┌──

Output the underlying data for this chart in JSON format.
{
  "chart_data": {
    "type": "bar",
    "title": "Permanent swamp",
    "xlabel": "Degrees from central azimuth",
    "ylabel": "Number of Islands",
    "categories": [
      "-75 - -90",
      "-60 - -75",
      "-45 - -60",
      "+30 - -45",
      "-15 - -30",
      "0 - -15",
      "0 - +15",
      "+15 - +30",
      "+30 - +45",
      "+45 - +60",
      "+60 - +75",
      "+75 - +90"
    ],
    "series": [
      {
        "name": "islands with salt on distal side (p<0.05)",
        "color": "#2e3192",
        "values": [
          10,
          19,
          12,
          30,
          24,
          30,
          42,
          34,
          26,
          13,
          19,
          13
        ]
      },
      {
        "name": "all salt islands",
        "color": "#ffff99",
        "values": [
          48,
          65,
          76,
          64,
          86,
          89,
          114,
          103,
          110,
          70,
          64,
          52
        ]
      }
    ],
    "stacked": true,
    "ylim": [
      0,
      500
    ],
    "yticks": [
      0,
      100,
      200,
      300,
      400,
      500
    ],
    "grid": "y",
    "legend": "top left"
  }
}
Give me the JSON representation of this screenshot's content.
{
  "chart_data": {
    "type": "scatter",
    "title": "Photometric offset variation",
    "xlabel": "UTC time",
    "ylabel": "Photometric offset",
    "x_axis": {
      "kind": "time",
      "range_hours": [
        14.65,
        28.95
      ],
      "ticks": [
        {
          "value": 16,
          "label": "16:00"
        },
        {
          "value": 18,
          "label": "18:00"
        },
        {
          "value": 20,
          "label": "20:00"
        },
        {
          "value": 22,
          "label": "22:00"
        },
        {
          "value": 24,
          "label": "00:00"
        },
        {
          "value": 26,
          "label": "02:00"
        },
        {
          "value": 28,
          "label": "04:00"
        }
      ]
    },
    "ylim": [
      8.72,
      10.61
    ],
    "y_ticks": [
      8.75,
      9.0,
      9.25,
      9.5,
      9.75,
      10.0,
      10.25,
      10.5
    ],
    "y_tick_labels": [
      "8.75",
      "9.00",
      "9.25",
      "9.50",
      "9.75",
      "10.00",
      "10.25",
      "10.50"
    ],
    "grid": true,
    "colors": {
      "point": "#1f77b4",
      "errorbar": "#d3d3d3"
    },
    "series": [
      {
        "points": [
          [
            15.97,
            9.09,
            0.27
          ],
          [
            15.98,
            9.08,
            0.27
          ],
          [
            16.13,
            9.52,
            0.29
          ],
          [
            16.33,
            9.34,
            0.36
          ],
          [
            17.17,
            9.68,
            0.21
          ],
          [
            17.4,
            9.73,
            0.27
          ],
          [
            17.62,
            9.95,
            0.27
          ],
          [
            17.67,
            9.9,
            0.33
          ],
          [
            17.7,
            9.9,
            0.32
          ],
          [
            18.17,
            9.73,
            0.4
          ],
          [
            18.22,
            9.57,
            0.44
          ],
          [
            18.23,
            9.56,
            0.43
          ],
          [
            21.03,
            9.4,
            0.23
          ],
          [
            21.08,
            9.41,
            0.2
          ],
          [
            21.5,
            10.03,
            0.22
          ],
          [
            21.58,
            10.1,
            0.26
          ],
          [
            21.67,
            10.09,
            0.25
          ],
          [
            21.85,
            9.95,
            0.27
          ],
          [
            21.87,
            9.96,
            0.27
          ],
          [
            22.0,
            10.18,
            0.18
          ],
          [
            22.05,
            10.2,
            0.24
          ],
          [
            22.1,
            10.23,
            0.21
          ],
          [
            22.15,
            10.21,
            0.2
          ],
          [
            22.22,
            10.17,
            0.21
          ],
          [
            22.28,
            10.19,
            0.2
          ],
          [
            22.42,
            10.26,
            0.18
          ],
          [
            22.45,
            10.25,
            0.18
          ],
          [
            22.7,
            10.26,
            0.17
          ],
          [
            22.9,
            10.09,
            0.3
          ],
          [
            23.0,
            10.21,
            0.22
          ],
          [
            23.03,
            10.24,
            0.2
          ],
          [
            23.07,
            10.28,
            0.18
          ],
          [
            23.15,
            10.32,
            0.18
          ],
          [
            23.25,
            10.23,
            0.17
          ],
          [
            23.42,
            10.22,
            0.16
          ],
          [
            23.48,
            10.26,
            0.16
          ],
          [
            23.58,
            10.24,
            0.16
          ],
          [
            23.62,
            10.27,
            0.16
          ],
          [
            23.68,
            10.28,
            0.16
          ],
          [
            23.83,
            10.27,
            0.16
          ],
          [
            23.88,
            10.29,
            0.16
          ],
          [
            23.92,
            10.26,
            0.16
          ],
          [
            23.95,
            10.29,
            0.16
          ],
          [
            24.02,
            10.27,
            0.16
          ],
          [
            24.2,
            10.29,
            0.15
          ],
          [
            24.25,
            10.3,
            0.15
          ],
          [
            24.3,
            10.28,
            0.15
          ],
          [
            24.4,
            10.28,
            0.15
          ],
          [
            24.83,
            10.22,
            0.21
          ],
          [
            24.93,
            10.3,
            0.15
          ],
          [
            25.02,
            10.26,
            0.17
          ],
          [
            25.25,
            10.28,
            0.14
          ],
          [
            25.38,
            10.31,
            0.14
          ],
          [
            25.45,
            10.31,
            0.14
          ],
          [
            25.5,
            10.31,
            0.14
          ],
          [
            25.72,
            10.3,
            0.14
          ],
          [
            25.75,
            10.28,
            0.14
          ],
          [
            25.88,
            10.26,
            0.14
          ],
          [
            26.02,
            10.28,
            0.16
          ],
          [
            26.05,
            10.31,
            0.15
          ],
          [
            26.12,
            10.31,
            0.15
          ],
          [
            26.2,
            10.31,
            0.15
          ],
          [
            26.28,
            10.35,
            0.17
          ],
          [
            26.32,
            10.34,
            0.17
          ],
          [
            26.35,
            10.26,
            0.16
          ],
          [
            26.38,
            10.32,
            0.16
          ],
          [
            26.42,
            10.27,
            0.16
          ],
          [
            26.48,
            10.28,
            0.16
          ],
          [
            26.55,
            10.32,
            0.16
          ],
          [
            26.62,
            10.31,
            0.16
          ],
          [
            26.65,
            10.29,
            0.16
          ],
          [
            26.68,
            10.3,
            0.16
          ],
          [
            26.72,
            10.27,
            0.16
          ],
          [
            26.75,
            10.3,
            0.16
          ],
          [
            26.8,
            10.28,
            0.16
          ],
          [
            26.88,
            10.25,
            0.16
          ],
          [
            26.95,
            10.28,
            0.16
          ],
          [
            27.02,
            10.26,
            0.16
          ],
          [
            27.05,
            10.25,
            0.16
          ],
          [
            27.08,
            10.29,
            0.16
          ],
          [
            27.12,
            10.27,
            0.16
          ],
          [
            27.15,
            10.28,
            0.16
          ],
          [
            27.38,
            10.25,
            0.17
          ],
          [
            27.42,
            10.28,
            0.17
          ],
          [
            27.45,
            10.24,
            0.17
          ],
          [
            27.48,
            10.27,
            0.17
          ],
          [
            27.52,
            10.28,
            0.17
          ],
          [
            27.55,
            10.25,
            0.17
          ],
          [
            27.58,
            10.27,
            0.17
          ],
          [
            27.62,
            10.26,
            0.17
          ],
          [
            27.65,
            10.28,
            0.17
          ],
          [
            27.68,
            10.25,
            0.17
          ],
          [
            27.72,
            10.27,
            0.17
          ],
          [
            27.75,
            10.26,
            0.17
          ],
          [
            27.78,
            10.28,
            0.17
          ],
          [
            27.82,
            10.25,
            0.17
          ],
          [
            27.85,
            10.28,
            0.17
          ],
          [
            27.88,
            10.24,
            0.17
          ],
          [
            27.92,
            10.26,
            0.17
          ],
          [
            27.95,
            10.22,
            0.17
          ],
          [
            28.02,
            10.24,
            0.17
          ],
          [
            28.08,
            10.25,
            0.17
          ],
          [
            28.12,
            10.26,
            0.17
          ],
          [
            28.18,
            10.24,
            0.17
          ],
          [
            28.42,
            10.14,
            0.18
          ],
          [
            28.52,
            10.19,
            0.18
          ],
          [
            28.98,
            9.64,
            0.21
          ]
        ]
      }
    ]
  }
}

└──

THE REQUEST: From the entries above, list each line with "salt" in it.

RESPONSE TO THE EXERCISE:
        "name": "islands with salt on distal side (p<0.05)",
        "name": "all salt islands",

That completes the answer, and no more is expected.